The request –
Return every record verbatim.

Records supplied –
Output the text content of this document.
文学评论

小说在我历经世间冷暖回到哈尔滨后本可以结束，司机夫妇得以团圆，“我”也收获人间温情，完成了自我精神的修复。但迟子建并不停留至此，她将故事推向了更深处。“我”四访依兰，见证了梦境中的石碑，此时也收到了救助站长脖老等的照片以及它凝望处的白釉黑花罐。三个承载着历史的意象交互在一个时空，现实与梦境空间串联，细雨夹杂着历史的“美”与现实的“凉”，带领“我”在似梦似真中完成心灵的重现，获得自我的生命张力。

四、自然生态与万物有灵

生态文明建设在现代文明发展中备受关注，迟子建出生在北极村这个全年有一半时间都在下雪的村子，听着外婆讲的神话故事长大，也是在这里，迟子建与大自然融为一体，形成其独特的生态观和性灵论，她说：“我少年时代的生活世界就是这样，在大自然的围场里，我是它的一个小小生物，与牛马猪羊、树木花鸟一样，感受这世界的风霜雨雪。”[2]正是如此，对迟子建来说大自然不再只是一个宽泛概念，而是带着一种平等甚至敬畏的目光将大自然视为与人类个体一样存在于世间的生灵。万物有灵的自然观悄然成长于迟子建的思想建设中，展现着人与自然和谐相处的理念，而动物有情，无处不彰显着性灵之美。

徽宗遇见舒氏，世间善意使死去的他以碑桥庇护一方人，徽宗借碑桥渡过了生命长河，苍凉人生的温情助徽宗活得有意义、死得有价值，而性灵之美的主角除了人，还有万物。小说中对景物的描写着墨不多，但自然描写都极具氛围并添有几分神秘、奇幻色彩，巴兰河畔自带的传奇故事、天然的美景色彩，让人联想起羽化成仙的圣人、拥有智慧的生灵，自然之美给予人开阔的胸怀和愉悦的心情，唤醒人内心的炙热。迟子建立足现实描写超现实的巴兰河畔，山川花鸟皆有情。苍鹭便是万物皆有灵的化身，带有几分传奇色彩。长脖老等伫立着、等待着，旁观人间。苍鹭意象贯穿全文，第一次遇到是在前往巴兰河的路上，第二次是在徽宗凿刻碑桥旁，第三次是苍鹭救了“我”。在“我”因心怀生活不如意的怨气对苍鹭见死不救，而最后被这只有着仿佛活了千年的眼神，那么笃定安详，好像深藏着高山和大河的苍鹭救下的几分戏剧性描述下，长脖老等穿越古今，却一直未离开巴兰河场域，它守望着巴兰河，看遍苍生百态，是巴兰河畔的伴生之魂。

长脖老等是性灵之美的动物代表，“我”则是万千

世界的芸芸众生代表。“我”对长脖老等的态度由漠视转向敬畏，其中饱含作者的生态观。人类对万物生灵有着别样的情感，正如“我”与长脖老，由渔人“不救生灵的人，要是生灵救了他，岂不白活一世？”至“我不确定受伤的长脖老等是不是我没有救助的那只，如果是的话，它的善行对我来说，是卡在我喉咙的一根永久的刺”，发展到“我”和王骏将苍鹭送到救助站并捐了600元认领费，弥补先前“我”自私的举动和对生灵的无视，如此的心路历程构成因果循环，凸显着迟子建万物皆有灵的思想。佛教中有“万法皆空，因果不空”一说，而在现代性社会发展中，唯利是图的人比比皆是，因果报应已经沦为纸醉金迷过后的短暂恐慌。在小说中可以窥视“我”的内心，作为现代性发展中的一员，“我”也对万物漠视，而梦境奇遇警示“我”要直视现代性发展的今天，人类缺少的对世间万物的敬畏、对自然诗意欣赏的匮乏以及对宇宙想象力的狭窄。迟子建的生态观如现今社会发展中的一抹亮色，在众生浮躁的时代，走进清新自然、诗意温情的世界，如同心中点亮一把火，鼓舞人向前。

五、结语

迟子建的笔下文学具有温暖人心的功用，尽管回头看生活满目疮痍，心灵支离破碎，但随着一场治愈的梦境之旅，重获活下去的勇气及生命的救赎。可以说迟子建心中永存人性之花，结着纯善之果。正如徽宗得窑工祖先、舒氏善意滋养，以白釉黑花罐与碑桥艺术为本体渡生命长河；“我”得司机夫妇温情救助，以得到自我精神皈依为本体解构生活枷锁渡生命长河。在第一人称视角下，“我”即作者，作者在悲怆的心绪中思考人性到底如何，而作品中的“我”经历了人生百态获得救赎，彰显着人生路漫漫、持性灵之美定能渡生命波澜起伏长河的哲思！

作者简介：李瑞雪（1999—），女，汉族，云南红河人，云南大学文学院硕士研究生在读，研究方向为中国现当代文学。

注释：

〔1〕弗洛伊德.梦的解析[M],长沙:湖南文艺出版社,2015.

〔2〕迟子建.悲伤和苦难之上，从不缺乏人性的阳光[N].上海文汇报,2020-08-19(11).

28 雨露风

Result for this task –
Output the text content of this document.
文学评论

小说在我历经世间冷暖回到哈尔滨后本可以结束，司机夫妇得以团圆，“我”也收获人间温情，完成了自我精神的修复。但迟子建并不停留至此，她将故事推向了更深处。“我”四访依兰，见证了梦境中的石碑，此时也收到了救助站长脖老等的照片以及它凝望处的白釉黑花罐。三个承载着历史的意象交互在一个时空，现实与梦境空间串联，细雨夹杂着历史的“美”与现实的“凉”，带领“我”在似梦似真中完成心灵的重现，获得自我的生命张力。

四、自然生态与万物有灵

生态文明建设在现代文明发展中备受关注，迟子建出生在北极村这个全年有一半时间都在下雪的村子，听着外婆讲的神话故事长大，也是在这里，迟子建与大自然融为一体，形成其独特的生态观和性灵论，她说：“我少年时代的生活世界就是这样，在大自然的围场里，我是它的一个小小生物，与牛马猪羊、树木花鸟一样，感受这世界的风霜雨雪。”[2]正是如此，对迟子建来说大自然不再只是一个宽泛概念，而是带着一种平等甚至敬畏的目光将大自然视为与人类个体一样存在于世间的生灵。万物有灵的自然观悄然成长于迟子建的思想建设中，展现着人与自然和谐相处的理念，而动物有情，无处不彰显着性灵之美。

徽宗遇见舒氏，世间善意使死去的他以碑桥庇护一方人，徽宗借碑桥渡过了生命长河，苍凉人生的温情助徽宗活得有意义、死得有价值，而性灵之美的主角除了人，还有万物。小说中对景物的描写着墨不多，但自然描写都极具氛围并添有几分神秘、奇幻色彩，巴兰河畔自带的传奇故事、天然的美景色彩，让人联想起羽化成仙的圣人、拥有智慧的生灵，自然之美给予人开阔的胸怀和愉悦的心情，唤醒人内心的炙热。迟子建立足现实描写超现实的巴兰河畔，山川花鸟皆有情。苍鹭便是万物皆有灵的化身，带有几分传奇色彩。长脖老等伫立着、等待着，旁观人间。苍鹭意象贯穿全文，第一次遇到是在前往巴兰河的路上，第二次是在徽宗凿刻碑桥旁，第三次是苍鹭救了“我”。在“我”因心怀生活不如意的怨气对苍鹭见死不救，而最后被这只有着仿佛活了千年的眼神，那么笃定安详，好像深藏着高山和大河的苍鹭救下的几分戏剧性描述下，长脖老等穿越古今，却一直未离开巴兰河场域，它守望着巴兰河，看遍苍生百态，是巴兰河畔的伴生之魂。

长脖老等是性灵之美的动物代表，“我”则是万千

世界的芸芸众生代表。“我”对长脖老等的态度由漠视转向敬畏，其中饱含作者的生态观。人类对万物生灵有着别样的情感，正如“我”与长脖老，由渔人“不救生灵的人，要是生灵救了他，岂不白活一世？”至“我不确定受伤的长脖老等是不是我没有救助的那只，如果是的话，它的善行对我来说，是卡在我喉咙的一根永久的刺”，发展到“我”和王骏将苍鹭送到救助站并捐了600元认领费，弥补先前“我”自私的举动和对生灵的无视，如此的心路历程构成因果循环，凸显着迟子建万物皆有灵的思想。佛教中有“万法皆空，因果不空”一说，而在现代性社会发展中，唯利是图的人比比皆是，因果报应已经沦为纸醉金迷过后的短暂恐慌。在小说中可以窥视“我”的内心，作为现代性发展中的一员，“我”也对万物漠视，而梦境奇遇警示“我”要直视现代性发展的今天，人类缺少的对世间万物的敬畏、对自然诗意欣赏的匮乏以及对宇宙想象力的狭窄。迟子建的生态观如现今社会发展中的一抹亮色，在众生浮躁的时代，走进清新自然、诗意温情的世界，如同心中点亮一把火，鼓舞人向前。

五、结语

迟子建的笔下文学具有温暖人心的功用，尽管回头看生活满目疮痍，心灵支离破碎，但随着一场治愈的梦境之旅，重获活下去的勇气及生命的救赎。可以说迟子建心中永存人性之花，结着纯善之果。正如徽宗得窑工祖先、舒氏善意滋养，以白釉黑花罐与碑桥艺术为本体渡生命长河；“我”得司机夫妇温情救助，以得到自我精神皈依为本体解构生活枷锁渡生命长河。在第一人称视角下，“我”即作者，作者在悲怆的心绪中思考人性到底如何，而作品中的“我”经历了人生百态获得救赎，彰显着人生路漫漫、持性灵之美定能渡生命波澜起伏长河的哲思！

作者简介：李瑞雪（1999—），女，汉族，云南红河人，云南大学文学院硕士研究生在读，研究方向为中国现当代文学。

注释：

〔1〕弗洛伊德.梦的解析[M],长沙:湖南文艺出版社,2015.

〔2〕迟子建.悲伤和苦难之上，从不缺乏人性的阳光[N].上海文汇报,2020-08-19(11).

28 雨露风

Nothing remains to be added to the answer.